**Problem details:** Select and copy out every line in the records containing "Para".

**Data excerpts:**
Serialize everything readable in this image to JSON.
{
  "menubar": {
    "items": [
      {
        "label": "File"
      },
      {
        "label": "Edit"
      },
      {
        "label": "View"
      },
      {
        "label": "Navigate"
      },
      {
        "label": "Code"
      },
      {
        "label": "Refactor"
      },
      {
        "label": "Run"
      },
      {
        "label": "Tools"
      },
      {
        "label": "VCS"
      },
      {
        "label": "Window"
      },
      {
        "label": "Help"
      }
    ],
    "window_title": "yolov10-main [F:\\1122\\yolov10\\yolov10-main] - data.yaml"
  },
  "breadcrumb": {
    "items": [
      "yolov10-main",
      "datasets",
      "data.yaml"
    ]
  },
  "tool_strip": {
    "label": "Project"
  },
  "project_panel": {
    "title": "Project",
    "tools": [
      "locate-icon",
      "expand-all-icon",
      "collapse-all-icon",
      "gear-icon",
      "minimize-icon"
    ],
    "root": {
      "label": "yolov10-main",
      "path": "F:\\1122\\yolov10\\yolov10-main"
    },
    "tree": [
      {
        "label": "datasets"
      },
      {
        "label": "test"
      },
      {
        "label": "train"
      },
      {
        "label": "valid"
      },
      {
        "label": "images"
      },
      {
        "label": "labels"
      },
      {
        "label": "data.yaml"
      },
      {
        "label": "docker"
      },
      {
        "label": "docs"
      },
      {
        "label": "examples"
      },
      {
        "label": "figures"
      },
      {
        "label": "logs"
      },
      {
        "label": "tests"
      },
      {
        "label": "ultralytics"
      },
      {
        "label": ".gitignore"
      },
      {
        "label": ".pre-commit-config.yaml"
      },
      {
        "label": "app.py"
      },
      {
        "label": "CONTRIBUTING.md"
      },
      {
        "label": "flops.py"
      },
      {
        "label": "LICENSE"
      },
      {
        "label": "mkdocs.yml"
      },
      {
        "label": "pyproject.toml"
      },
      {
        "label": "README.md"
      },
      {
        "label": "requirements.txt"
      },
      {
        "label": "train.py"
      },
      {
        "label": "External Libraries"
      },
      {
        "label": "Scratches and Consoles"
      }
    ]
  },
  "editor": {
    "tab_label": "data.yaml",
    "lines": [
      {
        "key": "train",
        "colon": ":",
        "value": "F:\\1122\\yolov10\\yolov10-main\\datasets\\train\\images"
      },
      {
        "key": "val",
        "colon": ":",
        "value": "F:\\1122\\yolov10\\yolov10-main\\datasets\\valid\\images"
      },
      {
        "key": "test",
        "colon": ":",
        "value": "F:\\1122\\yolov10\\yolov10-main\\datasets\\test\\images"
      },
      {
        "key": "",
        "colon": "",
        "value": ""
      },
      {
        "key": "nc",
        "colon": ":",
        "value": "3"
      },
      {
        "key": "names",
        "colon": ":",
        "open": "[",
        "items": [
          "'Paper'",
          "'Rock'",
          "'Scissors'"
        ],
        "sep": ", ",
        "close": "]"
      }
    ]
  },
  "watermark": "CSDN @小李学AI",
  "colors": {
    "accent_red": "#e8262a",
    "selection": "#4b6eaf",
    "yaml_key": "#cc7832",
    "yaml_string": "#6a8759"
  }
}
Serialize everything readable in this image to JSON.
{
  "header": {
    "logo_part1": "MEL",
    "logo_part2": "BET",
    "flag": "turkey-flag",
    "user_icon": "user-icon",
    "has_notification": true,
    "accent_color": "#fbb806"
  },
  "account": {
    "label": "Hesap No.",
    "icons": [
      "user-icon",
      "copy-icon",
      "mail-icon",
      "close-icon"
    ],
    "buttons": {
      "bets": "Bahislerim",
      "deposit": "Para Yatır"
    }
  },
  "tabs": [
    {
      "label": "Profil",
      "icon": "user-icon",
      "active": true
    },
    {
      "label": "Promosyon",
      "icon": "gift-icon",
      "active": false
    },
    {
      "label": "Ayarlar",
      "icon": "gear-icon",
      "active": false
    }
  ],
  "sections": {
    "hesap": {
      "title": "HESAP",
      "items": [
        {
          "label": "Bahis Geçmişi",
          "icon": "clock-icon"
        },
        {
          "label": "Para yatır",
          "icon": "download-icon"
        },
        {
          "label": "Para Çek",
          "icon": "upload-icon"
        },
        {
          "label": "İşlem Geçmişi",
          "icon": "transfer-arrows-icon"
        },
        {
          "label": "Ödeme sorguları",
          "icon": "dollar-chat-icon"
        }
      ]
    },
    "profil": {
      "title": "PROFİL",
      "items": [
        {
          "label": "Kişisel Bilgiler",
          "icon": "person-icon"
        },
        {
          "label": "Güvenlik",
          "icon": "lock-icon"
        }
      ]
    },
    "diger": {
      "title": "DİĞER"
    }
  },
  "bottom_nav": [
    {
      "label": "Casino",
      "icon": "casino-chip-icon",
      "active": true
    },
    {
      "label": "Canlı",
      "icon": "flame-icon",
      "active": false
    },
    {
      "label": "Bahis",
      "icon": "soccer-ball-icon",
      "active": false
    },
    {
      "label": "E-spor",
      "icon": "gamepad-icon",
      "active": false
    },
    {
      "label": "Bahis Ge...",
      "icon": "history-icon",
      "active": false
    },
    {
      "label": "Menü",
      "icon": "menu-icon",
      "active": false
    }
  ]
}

**Solution to this task:**
      "deposit": "Para Yatır"
          "label": "Para yatır",
          "label": "Para Çek",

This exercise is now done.